Automobile difettosa? » No alla risoluzione del contratto di vendita se si guida per un anno

Non si può annullare la vendita dell'automobile dopo un anno dall'acquisto, anche se la stessa è difettosa.

L'acquirente di un'automobile non può chiedere la risoluzione della contratto stipulato con il concessionario per malfunzionamenti del mezzo se l'ha guidata per un anno percorrendo svariate migliaia di chilometri.

Questo, in sintesi, l'orientamento espresso dalla Corte di Cassazione con sentenza 20842/14.

Da quanto si evince dalla pronuncia esaminata, non può esserci il rimborso del prezzo ne la restituzione del mezzo difettoso per il consumatore che, dopo aver acquistato l'auto, vi ha fatto numerosi chilometri: l'uso regolare dell'automobile, infatti, dimostra che la vettura è comunque idonea all'uso promesso dal venditore.

A parere degli Ermellini, il consumatore, per ottenere la risoluzione del contratto, deve dimostrare che il bene non è idoneo all'uso cui è destinato, come disposto dal codice civile.

#### CONSEGNA:
Scrivi il seguito del testo sull'auto difettosa e sulla sentenza della Cassazione, riprendendo subito dopo la sua ultima frase.

#### MATERIALE FORNITO:
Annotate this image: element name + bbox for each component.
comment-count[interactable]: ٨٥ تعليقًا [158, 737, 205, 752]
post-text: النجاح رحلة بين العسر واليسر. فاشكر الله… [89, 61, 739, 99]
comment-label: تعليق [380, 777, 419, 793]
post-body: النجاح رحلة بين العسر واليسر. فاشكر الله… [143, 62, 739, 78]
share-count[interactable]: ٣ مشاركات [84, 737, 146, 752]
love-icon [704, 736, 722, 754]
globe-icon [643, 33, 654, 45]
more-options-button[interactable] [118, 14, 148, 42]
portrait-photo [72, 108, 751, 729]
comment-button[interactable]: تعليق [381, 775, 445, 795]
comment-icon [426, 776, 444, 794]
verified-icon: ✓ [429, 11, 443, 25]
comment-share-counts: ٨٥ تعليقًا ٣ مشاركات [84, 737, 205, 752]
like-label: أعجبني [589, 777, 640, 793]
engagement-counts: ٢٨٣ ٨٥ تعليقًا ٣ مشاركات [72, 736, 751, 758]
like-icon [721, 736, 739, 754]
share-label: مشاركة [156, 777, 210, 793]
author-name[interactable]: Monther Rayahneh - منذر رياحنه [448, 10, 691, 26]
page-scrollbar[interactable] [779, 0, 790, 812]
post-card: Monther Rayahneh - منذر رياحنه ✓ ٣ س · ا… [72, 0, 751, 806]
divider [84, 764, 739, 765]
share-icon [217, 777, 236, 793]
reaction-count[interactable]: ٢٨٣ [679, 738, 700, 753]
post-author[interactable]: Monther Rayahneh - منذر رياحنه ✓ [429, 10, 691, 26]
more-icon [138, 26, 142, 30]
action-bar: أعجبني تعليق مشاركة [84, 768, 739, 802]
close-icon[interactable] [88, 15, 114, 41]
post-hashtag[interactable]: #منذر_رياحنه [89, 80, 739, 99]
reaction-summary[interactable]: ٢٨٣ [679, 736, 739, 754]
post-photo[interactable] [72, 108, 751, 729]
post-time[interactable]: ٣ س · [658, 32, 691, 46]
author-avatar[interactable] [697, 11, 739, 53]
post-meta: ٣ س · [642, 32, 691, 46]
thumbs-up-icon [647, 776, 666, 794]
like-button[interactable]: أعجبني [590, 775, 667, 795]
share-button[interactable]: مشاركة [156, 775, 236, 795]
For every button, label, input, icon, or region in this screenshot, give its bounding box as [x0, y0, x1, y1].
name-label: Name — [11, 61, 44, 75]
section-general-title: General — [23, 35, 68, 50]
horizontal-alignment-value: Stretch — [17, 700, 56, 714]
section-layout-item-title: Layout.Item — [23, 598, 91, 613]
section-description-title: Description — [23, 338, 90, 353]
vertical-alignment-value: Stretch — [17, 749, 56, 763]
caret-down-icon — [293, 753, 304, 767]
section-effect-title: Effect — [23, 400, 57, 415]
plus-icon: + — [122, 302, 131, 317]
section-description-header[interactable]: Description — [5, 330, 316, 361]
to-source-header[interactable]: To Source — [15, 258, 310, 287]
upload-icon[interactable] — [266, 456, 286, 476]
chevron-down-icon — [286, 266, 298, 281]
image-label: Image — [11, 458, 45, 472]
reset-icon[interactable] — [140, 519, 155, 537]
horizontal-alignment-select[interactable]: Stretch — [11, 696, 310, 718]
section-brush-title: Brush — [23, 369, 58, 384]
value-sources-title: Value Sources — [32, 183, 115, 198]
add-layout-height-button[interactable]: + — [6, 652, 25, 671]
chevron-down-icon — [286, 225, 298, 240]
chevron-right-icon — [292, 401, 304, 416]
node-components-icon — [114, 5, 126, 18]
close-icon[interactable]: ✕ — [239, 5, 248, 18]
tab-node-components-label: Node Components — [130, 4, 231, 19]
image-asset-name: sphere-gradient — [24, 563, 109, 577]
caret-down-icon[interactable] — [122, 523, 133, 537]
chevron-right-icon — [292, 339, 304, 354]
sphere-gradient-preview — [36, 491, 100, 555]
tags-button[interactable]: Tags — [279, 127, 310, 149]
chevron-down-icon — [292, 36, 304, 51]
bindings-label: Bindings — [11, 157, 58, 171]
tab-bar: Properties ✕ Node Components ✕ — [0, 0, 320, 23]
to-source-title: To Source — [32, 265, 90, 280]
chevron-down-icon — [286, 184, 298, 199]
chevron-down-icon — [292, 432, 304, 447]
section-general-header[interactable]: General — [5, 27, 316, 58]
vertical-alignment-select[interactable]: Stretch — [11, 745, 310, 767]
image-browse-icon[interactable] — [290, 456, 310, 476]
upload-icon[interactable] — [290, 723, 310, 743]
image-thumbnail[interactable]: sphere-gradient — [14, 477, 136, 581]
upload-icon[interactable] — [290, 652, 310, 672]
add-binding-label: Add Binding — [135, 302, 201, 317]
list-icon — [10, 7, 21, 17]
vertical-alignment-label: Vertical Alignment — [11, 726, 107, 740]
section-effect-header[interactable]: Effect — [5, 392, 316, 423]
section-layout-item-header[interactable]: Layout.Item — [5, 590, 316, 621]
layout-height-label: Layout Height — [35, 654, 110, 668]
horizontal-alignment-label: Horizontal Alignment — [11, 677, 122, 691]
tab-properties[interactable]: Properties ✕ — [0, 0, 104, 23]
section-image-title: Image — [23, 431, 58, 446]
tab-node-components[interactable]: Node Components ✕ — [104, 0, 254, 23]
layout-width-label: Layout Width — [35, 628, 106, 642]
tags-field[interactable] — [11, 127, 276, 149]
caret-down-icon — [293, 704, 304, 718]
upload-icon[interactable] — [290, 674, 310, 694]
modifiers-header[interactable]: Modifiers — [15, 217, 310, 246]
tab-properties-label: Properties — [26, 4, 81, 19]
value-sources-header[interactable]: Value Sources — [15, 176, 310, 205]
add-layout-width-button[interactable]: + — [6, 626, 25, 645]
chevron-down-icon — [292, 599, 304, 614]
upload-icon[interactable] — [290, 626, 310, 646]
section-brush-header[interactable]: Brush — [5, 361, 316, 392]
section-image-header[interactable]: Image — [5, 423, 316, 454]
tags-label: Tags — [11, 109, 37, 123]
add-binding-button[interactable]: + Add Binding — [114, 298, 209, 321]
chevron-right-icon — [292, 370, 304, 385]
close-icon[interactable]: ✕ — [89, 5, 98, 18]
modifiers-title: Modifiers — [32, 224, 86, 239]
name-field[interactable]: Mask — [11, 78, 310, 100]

#### RISULTATO DELL'ESERCIZIO:
Da ciò ne deriva che non può essere risolto il contratto di vendita dell'automobile, risultata difettosa dopo la consegna, se il proprietario vi ha percorso migliaia di Km e dalle fatture relative ai tagliandi periodici, risultano eseguiti dall'officina solo interventi di manutenzione ordinaria.

In conclusione, qualora si acquistasse un veicolo difettoso è bene restituirlo immediatamente al venditore: in caso contrario, anche se si riscontrassero evidenti difetti di fabbricazione, non sarà rimborsato alcun prezzo di vendita.